>> Begin Extracted records
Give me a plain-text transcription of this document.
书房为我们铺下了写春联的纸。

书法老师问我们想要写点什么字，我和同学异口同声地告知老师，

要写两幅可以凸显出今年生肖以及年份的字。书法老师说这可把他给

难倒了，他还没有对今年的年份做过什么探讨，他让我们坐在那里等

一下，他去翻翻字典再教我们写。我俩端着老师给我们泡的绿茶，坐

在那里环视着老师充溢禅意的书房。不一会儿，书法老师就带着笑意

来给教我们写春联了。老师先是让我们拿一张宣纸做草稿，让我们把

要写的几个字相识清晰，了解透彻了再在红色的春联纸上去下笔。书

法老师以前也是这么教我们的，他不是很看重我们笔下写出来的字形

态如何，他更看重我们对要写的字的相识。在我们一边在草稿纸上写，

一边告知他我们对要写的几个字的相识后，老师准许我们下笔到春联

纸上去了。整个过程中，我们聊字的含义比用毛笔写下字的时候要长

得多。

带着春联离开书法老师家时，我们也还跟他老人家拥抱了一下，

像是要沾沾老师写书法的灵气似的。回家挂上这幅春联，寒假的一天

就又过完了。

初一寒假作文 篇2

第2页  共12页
>> End Extracted records
**What is expected**:
Without omitting anything, output the entries exactly.

**Expected answer**:
Give me a plain-text transcription of this document.
书房为我们铺下了写春联的纸。

书法老师问我们想要写点什么字，我和同学异口同声地告知老师，

要写两幅可以凸显出今年生肖以及年份的字。书法老师说这可把他给

难倒了，他还没有对今年的年份做过什么探讨，他让我们坐在那里等

一下，他去翻翻字典再教我们写。我俩端着老师给我们泡的绿茶，坐

在那里环视着老师充溢禅意的书房。不一会儿，书法老师就带着笑意

来给教我们写春联了。老师先是让我们拿一张宣纸做草稿，让我们把

要写的几个字相识清晰，了解透彻了再在红色的春联纸上去下笔。书

法老师以前也是这么教我们的，他不是很看重我们笔下写出来的字形

态如何，他更看重我们对要写的字的相识。在我们一边在草稿纸上写，

一边告知他我们对要写的几个字的相识后，老师准许我们下笔到春联

纸上去了。整个过程中，我们聊字的含义比用毛笔写下字的时候要长

得多。

带着春联离开书法老师家时，我们也还跟他老人家拥抱了一下，

像是要沾沾老师写书法的灵气似的。回家挂上这幅春联，寒假的一天

就又过完了。

初一寒假作文 篇2

第2页  共12页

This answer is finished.